(begin)

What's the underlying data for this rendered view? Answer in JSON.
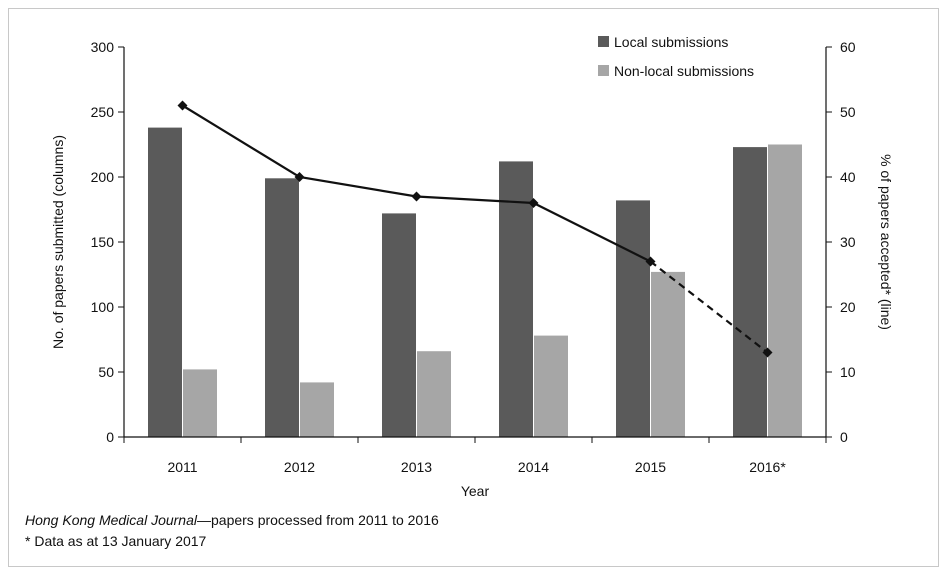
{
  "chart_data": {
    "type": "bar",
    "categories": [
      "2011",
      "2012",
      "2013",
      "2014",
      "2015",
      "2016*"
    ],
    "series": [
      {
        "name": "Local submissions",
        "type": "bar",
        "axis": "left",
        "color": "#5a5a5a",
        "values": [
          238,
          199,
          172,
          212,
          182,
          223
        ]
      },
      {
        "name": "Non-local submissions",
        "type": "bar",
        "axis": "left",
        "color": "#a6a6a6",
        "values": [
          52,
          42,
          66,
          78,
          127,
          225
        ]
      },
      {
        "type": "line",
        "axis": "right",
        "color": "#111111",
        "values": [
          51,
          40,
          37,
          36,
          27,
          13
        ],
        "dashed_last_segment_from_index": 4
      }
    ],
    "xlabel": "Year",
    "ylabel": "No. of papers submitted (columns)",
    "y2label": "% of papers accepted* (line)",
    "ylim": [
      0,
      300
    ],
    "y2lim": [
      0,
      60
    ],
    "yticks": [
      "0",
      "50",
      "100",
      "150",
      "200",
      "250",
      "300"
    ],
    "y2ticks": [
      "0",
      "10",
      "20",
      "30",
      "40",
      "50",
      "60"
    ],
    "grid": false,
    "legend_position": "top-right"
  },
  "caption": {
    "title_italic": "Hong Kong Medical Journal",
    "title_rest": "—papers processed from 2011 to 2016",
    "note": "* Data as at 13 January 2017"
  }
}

(end)

WHAT TO PRODUCE
Above are the records; reproduce them exactly and leave out the pictures.

SOLUTION TO THE PROBLEM
What's the underlying data for this rendered view? Answer in JSON.
{
  "chart_data": {
    "type": "bar",
    "categories": [
      "2011",
      "2012",
      "2013",
      "2014",
      "2015",
      "2016*"
    ],
    "series": [
      {
        "name": "Local submissions",
        "type": "bar",
        "axis": "left",
        "color": "#5a5a5a",
        "values": [
          238,
          199,
          172,
          212,
          182,
          223
        ]
      },
      {
        "name": "Non-local submissions",
        "type": "bar",
        "axis": "left",
        "color": "#a6a6a6",
        "values": [
          52,
          42,
          66,
          78,
          127,
          225
        ]
      },
      {
        "type": "line",
        "axis": "right",
        "color": "#111111",
        "values": [
          51,
          40,
          37,
          36,
          27,
          13
        ],
        "dashed_last_segment_from_index": 4
      }
    ],
    "xlabel": "Year",
    "ylabel": "No. of papers submitted (columns)",
    "y2label": "% of papers accepted* (line)",
    "ylim": [
      0,
      300
    ],
    "y2lim": [
      0,
      60
    ],
    "yticks": [
      "0",
      "50",
      "100",
      "150",
      "200",
      "250",
      "300"
    ],
    "y2ticks": [
      "0",
      "10",
      "20",
      "30",
      "40",
      "50",
      "60"
    ],
    "grid": false,
    "legend_position": "top-right"
  },
  "caption": {
    "title_italic": "Hong Kong Medical Journal",
    "title_rest": "—papers processed from 2011 to 2016",
    "note": "* Data as at 13 January 2017"
  }
}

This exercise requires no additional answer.